Below are records; work out how many of their lines hold the string "color" and give that number alone.

-------------------------

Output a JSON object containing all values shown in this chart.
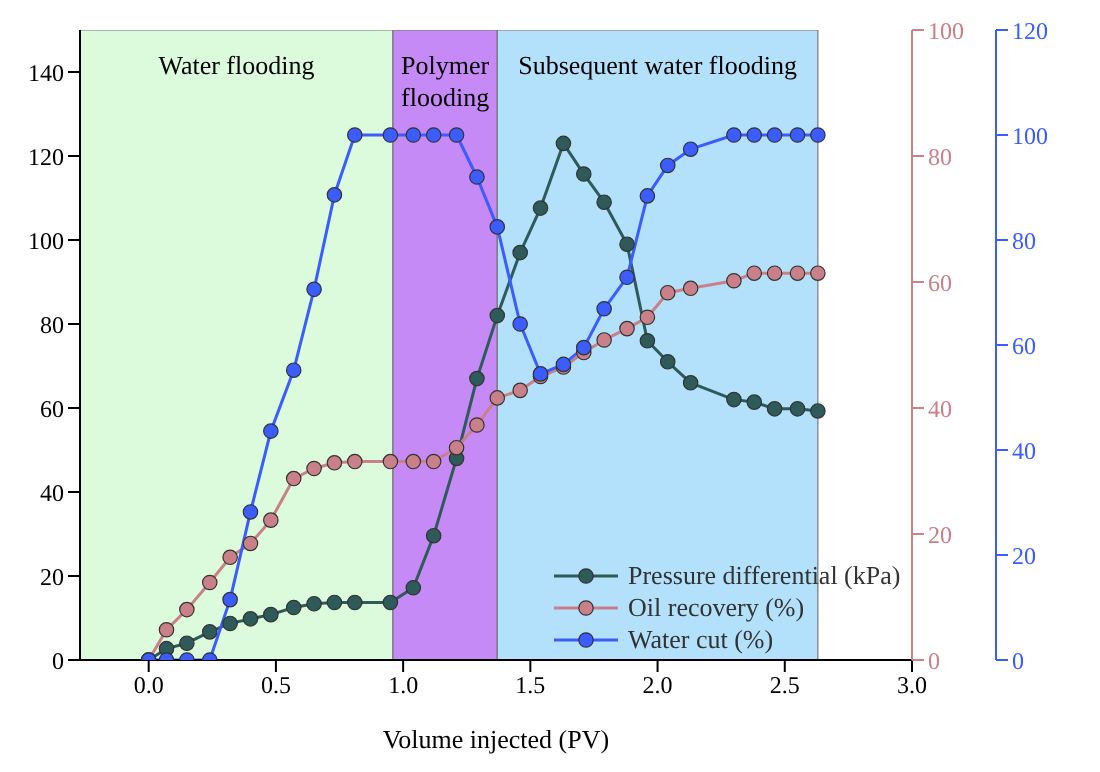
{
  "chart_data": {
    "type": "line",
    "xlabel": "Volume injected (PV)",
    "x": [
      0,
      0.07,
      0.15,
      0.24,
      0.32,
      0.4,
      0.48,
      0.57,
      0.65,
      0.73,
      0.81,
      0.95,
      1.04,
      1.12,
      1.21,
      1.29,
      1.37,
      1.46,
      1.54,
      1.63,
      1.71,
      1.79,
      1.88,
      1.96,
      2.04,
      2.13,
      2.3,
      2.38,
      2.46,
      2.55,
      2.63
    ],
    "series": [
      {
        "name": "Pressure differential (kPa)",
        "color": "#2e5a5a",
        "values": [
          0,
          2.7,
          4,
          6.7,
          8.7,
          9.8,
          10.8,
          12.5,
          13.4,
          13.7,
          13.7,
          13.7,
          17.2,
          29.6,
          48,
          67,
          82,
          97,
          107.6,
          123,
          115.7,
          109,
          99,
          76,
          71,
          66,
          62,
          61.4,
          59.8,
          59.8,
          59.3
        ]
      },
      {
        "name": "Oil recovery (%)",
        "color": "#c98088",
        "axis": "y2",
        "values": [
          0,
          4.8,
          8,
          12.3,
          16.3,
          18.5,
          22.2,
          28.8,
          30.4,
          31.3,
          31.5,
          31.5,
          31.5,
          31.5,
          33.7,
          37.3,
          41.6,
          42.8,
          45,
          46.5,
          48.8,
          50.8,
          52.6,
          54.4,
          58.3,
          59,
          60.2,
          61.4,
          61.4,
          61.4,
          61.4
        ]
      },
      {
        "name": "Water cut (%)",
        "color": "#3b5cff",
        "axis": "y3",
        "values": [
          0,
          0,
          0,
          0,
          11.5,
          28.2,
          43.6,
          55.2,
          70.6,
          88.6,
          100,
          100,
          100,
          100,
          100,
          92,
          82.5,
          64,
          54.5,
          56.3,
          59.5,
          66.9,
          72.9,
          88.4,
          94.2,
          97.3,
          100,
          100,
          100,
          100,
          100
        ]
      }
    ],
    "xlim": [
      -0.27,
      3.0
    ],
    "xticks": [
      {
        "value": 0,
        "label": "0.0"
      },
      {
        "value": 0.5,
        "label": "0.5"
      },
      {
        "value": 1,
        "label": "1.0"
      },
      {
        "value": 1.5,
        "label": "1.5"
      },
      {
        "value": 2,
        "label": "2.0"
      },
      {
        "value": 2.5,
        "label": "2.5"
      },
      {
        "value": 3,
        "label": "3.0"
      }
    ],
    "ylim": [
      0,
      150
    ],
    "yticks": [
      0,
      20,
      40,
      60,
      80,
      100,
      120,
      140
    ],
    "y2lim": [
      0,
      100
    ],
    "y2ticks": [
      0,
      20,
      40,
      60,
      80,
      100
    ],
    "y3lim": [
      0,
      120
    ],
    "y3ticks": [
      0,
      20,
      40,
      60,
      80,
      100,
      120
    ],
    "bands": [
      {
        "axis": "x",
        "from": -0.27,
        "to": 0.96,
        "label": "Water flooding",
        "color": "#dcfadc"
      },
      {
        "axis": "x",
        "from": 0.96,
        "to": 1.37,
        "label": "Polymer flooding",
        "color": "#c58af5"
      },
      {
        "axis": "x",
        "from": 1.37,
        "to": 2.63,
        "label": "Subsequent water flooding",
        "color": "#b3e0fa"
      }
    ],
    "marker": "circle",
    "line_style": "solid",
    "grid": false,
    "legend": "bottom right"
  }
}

-------------------------

--- Answer to the exercise ---
6